Only the lines holding the string "questionnaire" are needed. Copy each one.

>> Start Available data

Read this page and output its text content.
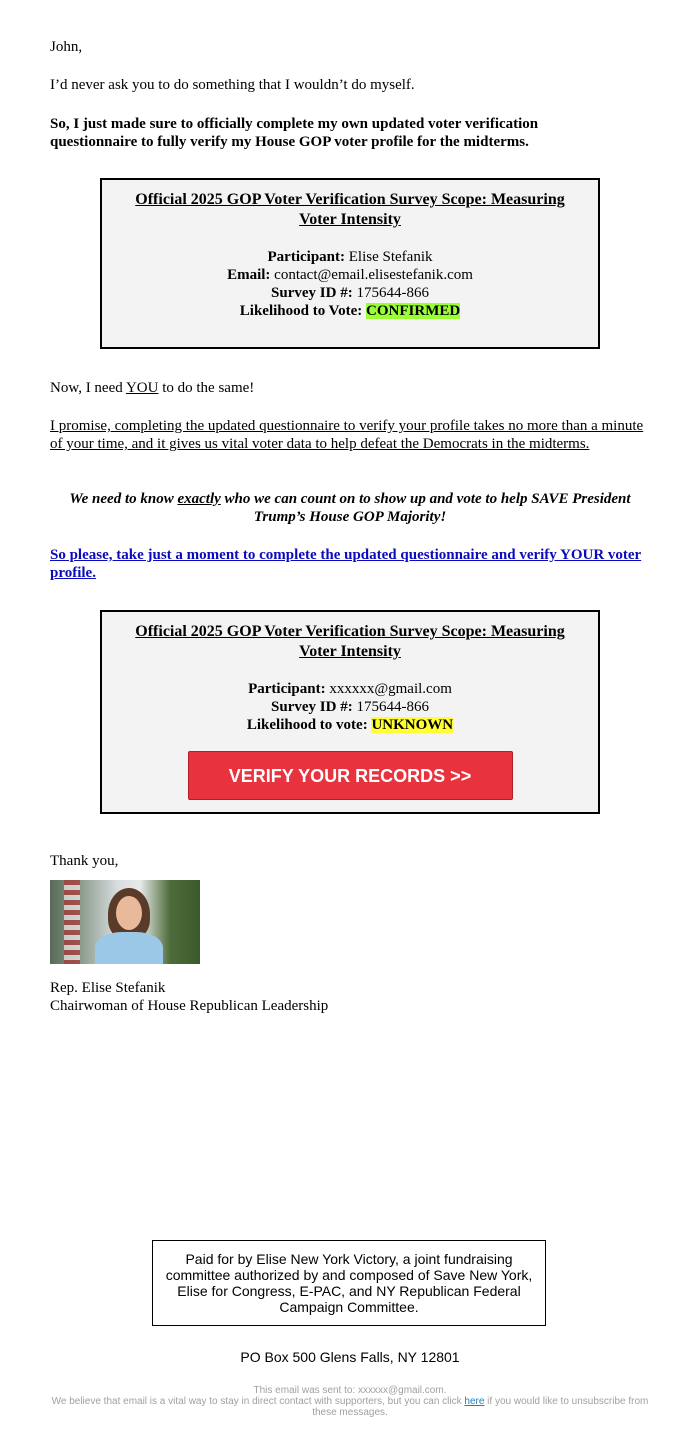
John,

I’d never ask you to do something that I wouldn’t do myself.

So, I just made sure to officially complete my own updated voter verification questionnaire to fully verify my House GOP voter profile for the midterms.

Official 2025 GOP Voter Verification Survey Scope: Measuring Voter Intensity
Participant: Elise Stefanik
Email: contact@email.elisestefanik.com
Survey ID #: 175644-866
Likelihood to Vote: CONFIRMED

Now, I need YOU to do the same!

I promise, completing the updated questionnaire to verify your profile takes no more than a minute of your time, and it gives us vital voter data to help defeat the Democrats in the midterms.

We need to know exactly who we can count on to show up and vote to help SAVE President Trump’s House GOP Majority!

So please, take just a moment to complete the updated questionnaire and verify YOUR voter profile.

Official 2025 GOP Voter Verification Survey Scope: Measuring Voter Intensity
Participant: xxxxxx@gmail.com
Survey ID #: 175644-866
Likelihood to vote: UNKNOWN
VERIFY YOUR RECORDS >>

Thank you,

Rep. Elise Stefanik

Chairwoman of House Republican Leadership

Paid for by Elise New York Victory, a joint fundraising committee authorized by and composed of Save New York, Elise for Congress, E-PAC, and NY Republican Federal Campaign Committee.

PO Box 500 Glens Falls, NY 12801

This email was sent to: xxxxxx@gmail.com.
We believe that email is a vital way to stay in direct contact with supporters, but you can click here if you would like to unsubscribe from these messages.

>> End Available data

Answer for this exercise:
So, I just made sure to officially complete my own updated voter verification questionnaire to fully verify my House GOP voter profile for the midterms.
I promise, completing the updated questionnaire to verify your profile takes no more than a minute of your time, and it gives us vital voter data to help defeat the Democrats in the midterms.
So please, take just a moment to complete the updated questionnaire and verify YOUR voter profile.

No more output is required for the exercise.